TASK DESCRIPTION → Look below for the line with "Give me the", then repeat it and all lines after it, exactly, minus any pictures.

Stored items
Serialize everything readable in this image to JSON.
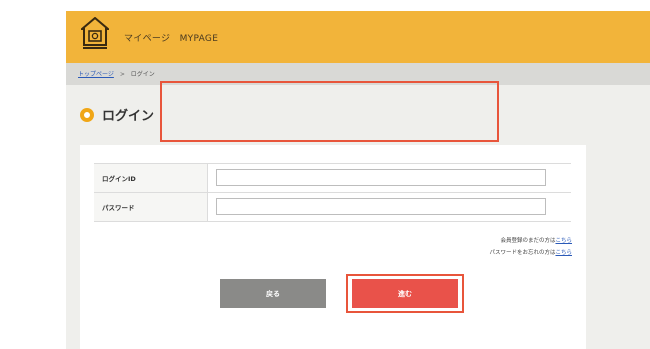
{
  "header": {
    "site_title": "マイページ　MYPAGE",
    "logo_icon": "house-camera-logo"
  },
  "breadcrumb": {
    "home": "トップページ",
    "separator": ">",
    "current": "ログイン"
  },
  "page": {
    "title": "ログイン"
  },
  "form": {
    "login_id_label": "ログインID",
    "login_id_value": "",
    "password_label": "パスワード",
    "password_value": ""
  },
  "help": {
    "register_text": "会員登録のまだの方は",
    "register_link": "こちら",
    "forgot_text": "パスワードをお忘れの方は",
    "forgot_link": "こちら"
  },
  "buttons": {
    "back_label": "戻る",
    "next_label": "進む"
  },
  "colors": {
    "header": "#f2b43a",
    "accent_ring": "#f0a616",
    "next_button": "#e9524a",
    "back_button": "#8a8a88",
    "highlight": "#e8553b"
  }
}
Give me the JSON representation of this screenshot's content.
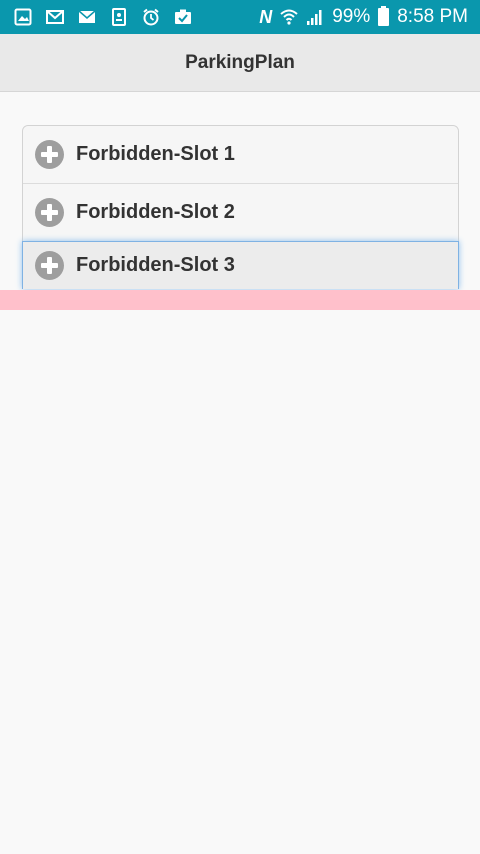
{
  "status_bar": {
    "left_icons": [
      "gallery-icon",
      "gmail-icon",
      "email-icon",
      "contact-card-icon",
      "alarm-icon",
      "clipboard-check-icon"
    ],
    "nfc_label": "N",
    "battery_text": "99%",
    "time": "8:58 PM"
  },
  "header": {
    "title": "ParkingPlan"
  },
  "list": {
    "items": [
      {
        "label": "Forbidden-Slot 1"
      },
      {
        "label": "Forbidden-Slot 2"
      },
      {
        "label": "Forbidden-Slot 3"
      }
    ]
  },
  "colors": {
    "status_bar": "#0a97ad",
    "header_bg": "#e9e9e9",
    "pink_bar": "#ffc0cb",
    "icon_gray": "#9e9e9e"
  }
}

RESULT OF THIS TASK →
Give me the JSON representation of this screenshot's content.
{
  "status_bar": {
    "left_icons": [
      "gallery-icon",
      "gmail-icon",
      "email-icon",
      "contact-card-icon",
      "alarm-icon",
      "clipboard-check-icon"
    ],
    "nfc_label": "N",
    "battery_text": "99%",
    "time": "8:58 PM"
  },
  "header": {
    "title": "ParkingPlan"
  },
  "list": {
    "items": [
      {
        "label": "Forbidden-Slot 1"
      },
      {
        "label": "Forbidden-Slot 2"
      },
      {
        "label": "Forbidden-Slot 3"
      }
    ]
  },
  "colors": {
    "status_bar": "#0a97ad",
    "header_bg": "#e9e9e9",
    "pink_bar": "#ffc0cb",
    "icon_gray": "#9e9e9e"
  }
}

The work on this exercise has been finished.